ACTIVITY A
Reproduce word for word the stretch of the notes on general learning limits from "General learning limits" through "the effort expended.".
ACTIVITY B
Continue the notes on general learning limits from the point where they stop, starting with what comes next.

DOCUMENT SEGMENT
__________________________________________________

General learning limits (Contd.)
• Natural Limits
• One of the key studies in the area concerns diminishing returns on investments generally, either
physical or financial, pointing to whole system limits for resource development or other efforts.
• The most studied of these may be Energy Return on Energy Invested or EROEI
• The energy needed to produce energy is a measure of our difficulty in learning how to make
remaining energy resources useful in relation to the effort expended.
• Energy returns on energy invested have been in continual decline for some time, caused by
natural resource limits and increasing investment.
• Energy is both natures and our own principal resource for making things happen.
• The point of diminishing returns is when increasing investment makes the resource more
expensive. As natural limits are approached, easily used sources are exhausted and ones
with more complications need to be used instead. As an environmental signal persistently
diminishing EROEI indicates an approach of whole system limits in our ability to make
things happen.

__________________________________________________

DATA UNDER STUDY
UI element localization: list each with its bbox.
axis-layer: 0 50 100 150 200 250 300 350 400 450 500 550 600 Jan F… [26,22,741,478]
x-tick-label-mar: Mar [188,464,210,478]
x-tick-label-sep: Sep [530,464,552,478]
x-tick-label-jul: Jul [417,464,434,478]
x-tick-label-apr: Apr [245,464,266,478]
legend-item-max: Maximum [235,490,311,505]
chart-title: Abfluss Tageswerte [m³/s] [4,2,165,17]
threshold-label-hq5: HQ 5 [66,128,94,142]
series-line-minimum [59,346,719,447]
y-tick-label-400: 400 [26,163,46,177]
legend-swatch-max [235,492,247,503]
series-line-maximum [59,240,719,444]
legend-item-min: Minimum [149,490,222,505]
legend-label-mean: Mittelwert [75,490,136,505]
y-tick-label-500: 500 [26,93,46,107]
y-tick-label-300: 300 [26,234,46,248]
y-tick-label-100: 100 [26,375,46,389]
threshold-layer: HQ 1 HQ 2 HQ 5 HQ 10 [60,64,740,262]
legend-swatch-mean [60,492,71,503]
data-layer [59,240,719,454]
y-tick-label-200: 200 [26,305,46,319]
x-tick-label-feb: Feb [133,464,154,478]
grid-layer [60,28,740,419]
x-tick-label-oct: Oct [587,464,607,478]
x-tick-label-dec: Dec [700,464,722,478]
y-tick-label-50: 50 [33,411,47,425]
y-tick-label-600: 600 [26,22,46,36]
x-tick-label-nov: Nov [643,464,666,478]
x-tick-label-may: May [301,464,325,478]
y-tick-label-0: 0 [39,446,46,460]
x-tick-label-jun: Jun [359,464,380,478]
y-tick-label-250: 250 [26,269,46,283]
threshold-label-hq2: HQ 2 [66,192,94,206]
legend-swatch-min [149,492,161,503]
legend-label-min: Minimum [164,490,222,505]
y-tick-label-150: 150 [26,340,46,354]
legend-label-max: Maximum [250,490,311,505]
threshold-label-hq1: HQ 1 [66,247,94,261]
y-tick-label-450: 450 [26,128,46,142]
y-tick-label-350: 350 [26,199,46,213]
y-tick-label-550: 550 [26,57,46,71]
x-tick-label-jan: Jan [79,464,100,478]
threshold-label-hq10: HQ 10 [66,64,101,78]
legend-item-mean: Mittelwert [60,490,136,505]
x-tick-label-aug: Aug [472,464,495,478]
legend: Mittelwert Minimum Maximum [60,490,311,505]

__________________________________________________

WRITTEN RESPONSE A
General learning limits (Contd.)
• Natural Limits
• One of the key studies in the area concerns diminishing returns on investments generally, either
physical or financial, pointing to whole system limits for resource development or other efforts.
• The most studied of these may be Energy Return on Energy Invested or EROEI
• The energy needed to produce energy is a measure of our difficulty in learning how to make
remaining energy resources useful in relation to the effort expended.

WRITTEN RESPONSE B
General learning limits (Contd.)
• Useful Natural Limits
• EROEI measures the return on invested effort as a ratio of R/I or learning
progress.
• The inverse I/R measures learning difficulty.
• The simple difference is that if R approaches zero R/I will too, but I/R will
approach infinity.
• When complications emerge to limit learning progress the limit of useful
returns, uR, is approached and R-uR approaches zero.
• The difficulty of useful learning I/(R-uR) approaches infinity as
increasingly difficult tasks make the effort unproductive.